_Brief_
Images appear in the records below; leave them out and repeat everything else exactly.

Extracted data entries:
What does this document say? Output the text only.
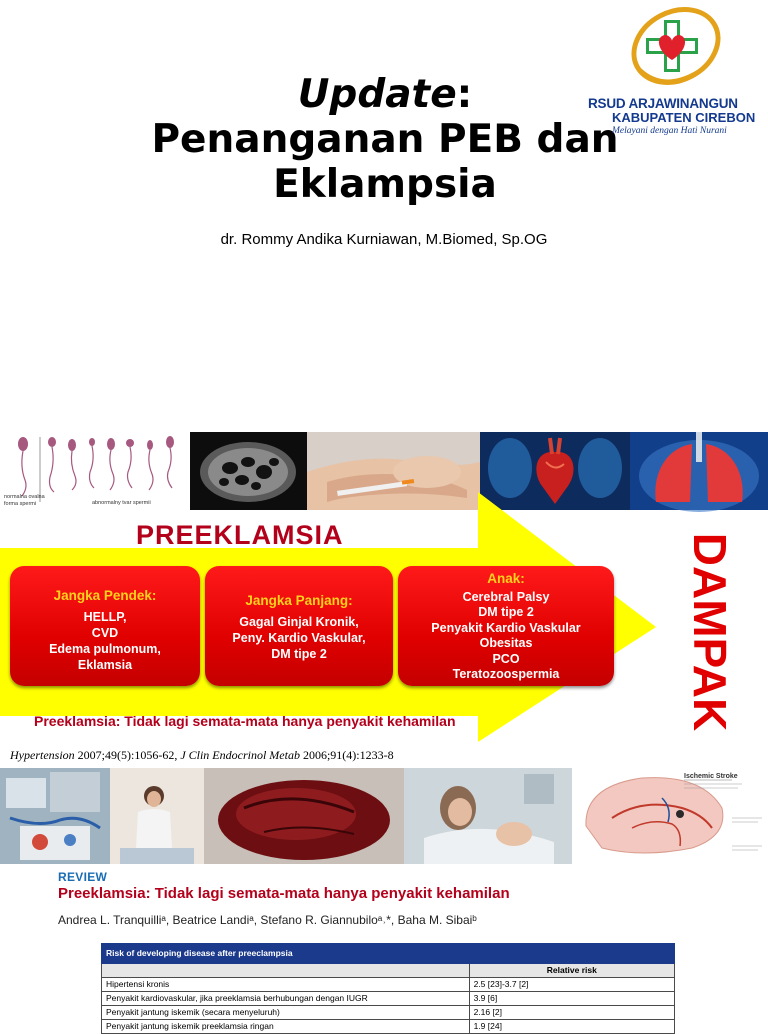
Update:
Penanganan PEB dan
Eklampsia
dr. Rommy Andika Kurniawan, M.Biomed, Sp.OG
RSUD ARJAWINANGUN
KABUPATEN CIREBON
Melayani dengan Hati Nurani
normalna ovalna
forma spermi	abnormalny tvar spermii
PREEKLAMSIA
Jangka Pendek:
HELLP,
CVD
Edema pulmonum,
Eklamsia
Jangka Panjang:
Gagal Ginjal Kronik,
Peny. Kardio Vaskular,
DM tipe 2
Anak:
Cerebral Palsy
DM tipe 2
Penyakit Kardio Vaskular
Obesitas
PCO
Teratozoospermia	DAMPAK
Preeklamsia: Tidak lagi semata-mata hanya penyakit kehamilan
Hypertension 2007;49(5):1056-62, J Clin Endocrinol Metab 2006;91(4):1233-8
Ischemic Stroke
REVIEW
Preeklamsia: Tidak lagi semata-mata hanya penyakit kehamilan
Andrea L. Tranquilliᵃ, Beatrice Landiᵃ, Stefano R. Giannubiloᵃ˒*, Baha M. Sibaiᵇ
Risk of developing disease after preeclampsia	
	Relative risk
Hipertensi kronis	2.5 [23]-3.7 [2]
Penyakit kardiovaskular, jika preeklamsia berhubungan dengan IUGR	3.9 [6]
Penyakit jantung iskemik (secara menyeluruh)	2.16 [2]
Penyakit jantung iskemik preeklamsia ringan	1.9 [24]
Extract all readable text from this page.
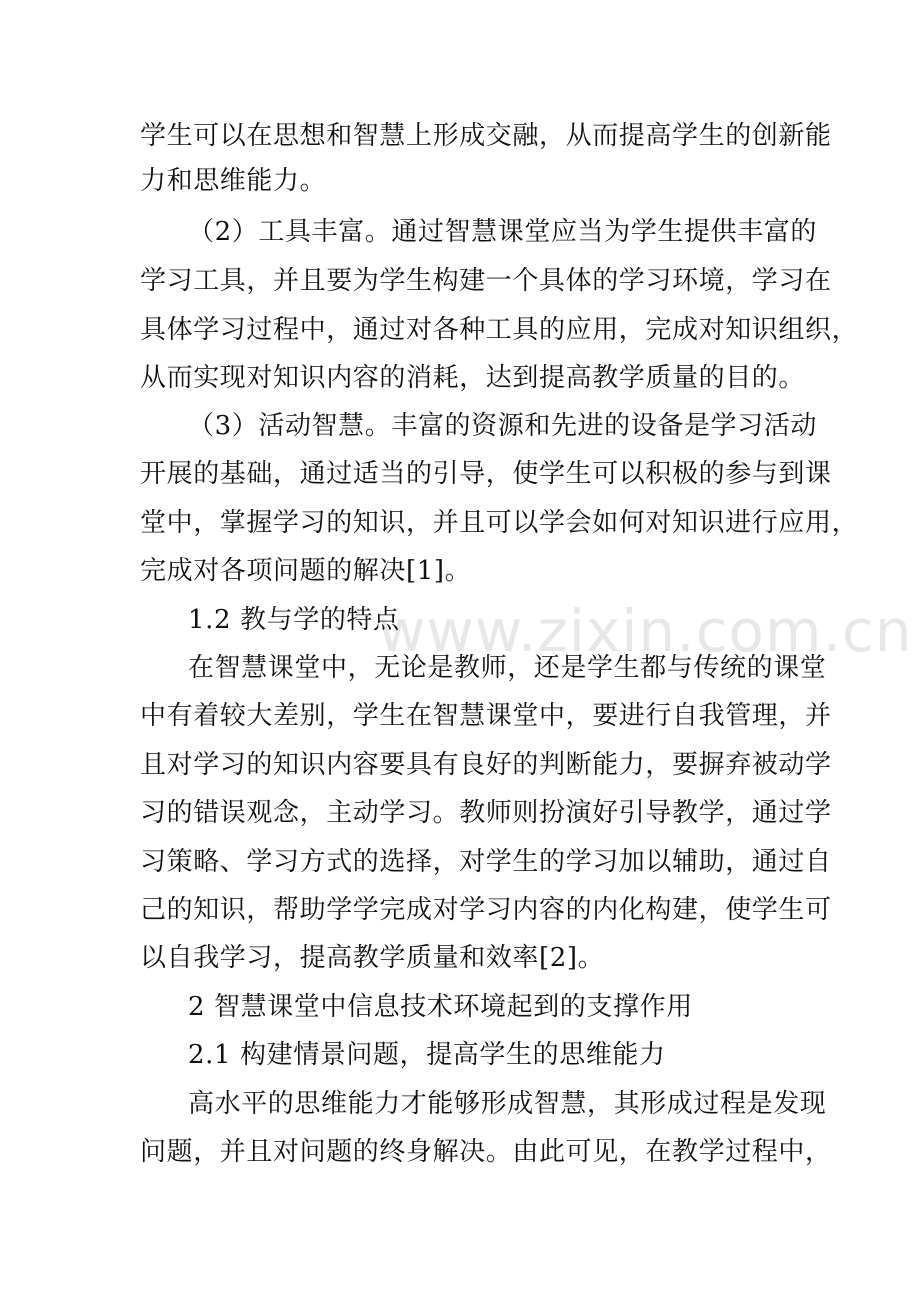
www.zixin.com.cn
学生可以在思想和智慧上形成交融，从而提高学生的创新能
力和思维能力。
（2）工具丰富。通过智慧课堂应当为学生提供丰富的
学习工具，并且要为学生构建一个具体的学习环境，学习在
具体学习过程中，通过对各种工具的应用，完成对知识组织，
从而实现对知识内容的消耗，达到提高教学质量的目的。
（3）活动智慧。丰富的资源和先进的设备是学习活动
开展的基础，通过适当的引导，使学生可以积极的参与到课
堂中，掌握学习的知识，并且可以学会如何对知识进行应用，
完成对各项问题的解决[1]。
1.2 教与学的特点
在智慧课堂中，无论是教师，还是学生都与传统的课堂
中有着较大差别，学生在智慧课堂中，要进行自我管理，并
且对学习的知识内容要具有良好的判断能力，要摒弃被动学
习的错误观念，主动学习。教师则扮演好引导教学，通过学
习策略、学习方式的选择，对学生的学习加以辅助，通过自
己的知识，帮助学学完成对学习内容的内化构建，使学生可
以自我学习，提高教学质量和效率[2]。
2 智慧课堂中信息技术环境起到的支撑作用
2.1 构建情景问题，提高学生的思维能力
高水平的思维能力才能够形成智慧，其形成过程是发现
问题，并且对问题的终身解决。由此可见，在教学过程中，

_Problem solution_
What does this document say? Output the text only.
Update:
Penanganan PEB dan
Eklampsia
dr. Rommy Andika Kurniawan, M.Biomed, Sp.OG
RSUD ARJAWINANGUN
KABUPATEN CIREBON
Melayani dengan Hati Nurani
normalna ovalna
forma spermi	abnormalny tvar spermii
PREEKLAMSIA
Jangka Pendek:
HELLP,
CVD
Edema pulmonum,
Eklamsia
Jangka Panjang:
Gagal Ginjal Kronik,
Peny. Kardio Vaskular,
DM tipe 2
Anak:
Cerebral Palsy
DM tipe 2
Penyakit Kardio Vaskular
Obesitas
PCO
Teratozoospermia	DAMPAK
Preeklamsia: Tidak lagi semata-mata hanya penyakit kehamilan
Hypertension 2007;49(5):1056-62, J Clin Endocrinol Metab 2006;91(4):1233-8
Ischemic Stroke
REVIEW
Preeklamsia: Tidak lagi semata-mata hanya penyakit kehamilan
Andrea L. Tranquilliᵃ, Beatrice Landiᵃ, Stefano R. Giannubiloᵃ˒*, Baha M. Sibaiᵇ
Risk of developing disease after preeclampsia	
	Relative risk
Hipertensi kronis	2.5 [23]-3.7 [2]
Penyakit kardiovaskular, jika preeklamsia berhubungan dengan IUGR	3.9 [6]
Penyakit jantung iskemik (secara menyeluruh)	2.16 [2]
Penyakit jantung iskemik preeklamsia ringan	1.9 [24]
Extract all readable text from this page.
www.zixin.com.cn
学生可以在思想和智慧上形成交融，从而提高学生的创新能
力和思维能力。
（2）工具丰富。通过智慧课堂应当为学生提供丰富的
学习工具，并且要为学生构建一个具体的学习环境，学习在
具体学习过程中，通过对各种工具的应用，完成对知识组织，
从而实现对知识内容的消耗，达到提高教学质量的目的。
（3）活动智慧。丰富的资源和先进的设备是学习活动
开展的基础，通过适当的引导，使学生可以积极的参与到课
堂中，掌握学习的知识，并且可以学会如何对知识进行应用，
完成对各项问题的解决[1]。
1.2 教与学的特点
在智慧课堂中，无论是教师，还是学生都与传统的课堂
中有着较大差别，学生在智慧课堂中，要进行自我管理，并
且对学习的知识内容要具有良好的判断能力，要摒弃被动学
习的错误观念，主动学习。教师则扮演好引导教学，通过学
习策略、学习方式的选择，对学生的学习加以辅助，通过自
己的知识，帮助学学完成对学习内容的内化构建，使学生可
以自我学习，提高教学质量和效率[2]。
2 智慧课堂中信息技术环境起到的支撑作用
2.1 构建情景问题，提高学生的思维能力
高水平的思维能力才能够形成智慧，其形成过程是发现
问题，并且对问题的终身解决。由此可见，在教学过程中，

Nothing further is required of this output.